Begin RECORDS FOR THIS EXERCISE

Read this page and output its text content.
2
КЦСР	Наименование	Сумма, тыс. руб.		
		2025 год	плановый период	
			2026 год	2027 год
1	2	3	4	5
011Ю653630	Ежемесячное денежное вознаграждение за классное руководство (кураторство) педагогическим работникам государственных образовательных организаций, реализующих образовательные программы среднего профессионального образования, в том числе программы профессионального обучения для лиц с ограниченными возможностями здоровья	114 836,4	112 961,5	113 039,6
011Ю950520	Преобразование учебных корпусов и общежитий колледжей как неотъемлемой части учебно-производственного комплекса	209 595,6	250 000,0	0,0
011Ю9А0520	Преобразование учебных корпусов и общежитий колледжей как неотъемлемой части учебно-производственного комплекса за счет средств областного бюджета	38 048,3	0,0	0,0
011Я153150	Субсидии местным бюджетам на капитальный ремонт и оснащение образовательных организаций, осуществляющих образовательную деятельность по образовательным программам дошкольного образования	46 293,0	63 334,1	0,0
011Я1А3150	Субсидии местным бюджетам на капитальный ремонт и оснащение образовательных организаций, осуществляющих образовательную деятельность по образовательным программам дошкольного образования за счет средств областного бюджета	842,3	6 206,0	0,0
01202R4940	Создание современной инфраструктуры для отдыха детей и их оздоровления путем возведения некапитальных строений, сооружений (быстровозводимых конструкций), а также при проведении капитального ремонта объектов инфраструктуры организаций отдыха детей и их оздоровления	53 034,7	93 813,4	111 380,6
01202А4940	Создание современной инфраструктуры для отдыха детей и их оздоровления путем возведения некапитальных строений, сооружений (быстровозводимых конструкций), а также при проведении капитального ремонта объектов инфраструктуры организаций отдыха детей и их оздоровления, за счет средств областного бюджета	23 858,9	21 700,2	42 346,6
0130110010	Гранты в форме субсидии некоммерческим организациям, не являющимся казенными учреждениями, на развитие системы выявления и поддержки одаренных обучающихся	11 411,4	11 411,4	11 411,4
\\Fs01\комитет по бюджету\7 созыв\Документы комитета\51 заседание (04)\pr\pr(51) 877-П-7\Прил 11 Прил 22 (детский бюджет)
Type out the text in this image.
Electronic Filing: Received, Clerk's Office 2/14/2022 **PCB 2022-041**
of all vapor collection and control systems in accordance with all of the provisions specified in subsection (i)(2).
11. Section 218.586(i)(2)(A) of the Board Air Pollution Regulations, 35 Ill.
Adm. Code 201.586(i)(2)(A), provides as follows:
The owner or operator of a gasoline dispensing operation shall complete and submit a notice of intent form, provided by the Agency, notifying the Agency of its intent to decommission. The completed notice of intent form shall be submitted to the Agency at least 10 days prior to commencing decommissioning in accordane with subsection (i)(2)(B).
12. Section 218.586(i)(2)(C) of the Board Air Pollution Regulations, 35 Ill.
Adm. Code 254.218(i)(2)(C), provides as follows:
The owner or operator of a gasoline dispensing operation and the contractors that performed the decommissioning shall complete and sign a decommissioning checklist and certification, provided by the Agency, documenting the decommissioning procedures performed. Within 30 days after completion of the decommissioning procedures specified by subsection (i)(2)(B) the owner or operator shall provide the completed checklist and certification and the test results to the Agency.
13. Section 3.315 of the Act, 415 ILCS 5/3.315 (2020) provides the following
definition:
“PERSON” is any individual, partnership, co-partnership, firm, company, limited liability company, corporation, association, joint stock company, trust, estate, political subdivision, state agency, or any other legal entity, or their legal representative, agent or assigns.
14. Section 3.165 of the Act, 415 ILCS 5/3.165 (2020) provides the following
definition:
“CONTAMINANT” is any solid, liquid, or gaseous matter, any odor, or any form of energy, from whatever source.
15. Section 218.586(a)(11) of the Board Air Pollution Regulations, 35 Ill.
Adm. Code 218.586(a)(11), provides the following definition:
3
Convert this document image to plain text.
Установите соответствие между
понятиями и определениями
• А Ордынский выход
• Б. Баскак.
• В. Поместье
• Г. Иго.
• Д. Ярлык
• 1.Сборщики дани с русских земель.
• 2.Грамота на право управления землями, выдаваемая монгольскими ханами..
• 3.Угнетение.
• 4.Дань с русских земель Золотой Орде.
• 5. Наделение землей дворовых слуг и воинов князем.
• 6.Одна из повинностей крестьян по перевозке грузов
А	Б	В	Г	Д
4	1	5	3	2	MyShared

End RECORDS FOR THIS EXERCISE

> **EXERCISE OBJECTIVE**
Go over the data above and copy every line that has the word "учебных" in it.

> **OUTPUT BELOW**
011Ю950520	Преобразование учебных корпусов и общежитий колледжей как неотъемлемой части учебно-производственного комплекса	209 595,6	250 000,0	0,0
011Ю9А0520	Преобразование учебных корпусов и общежитий колледжей как неотъемлемой части учебно-производственного комплекса за счет средств областного бюджета	38 048,3	0,0	0,0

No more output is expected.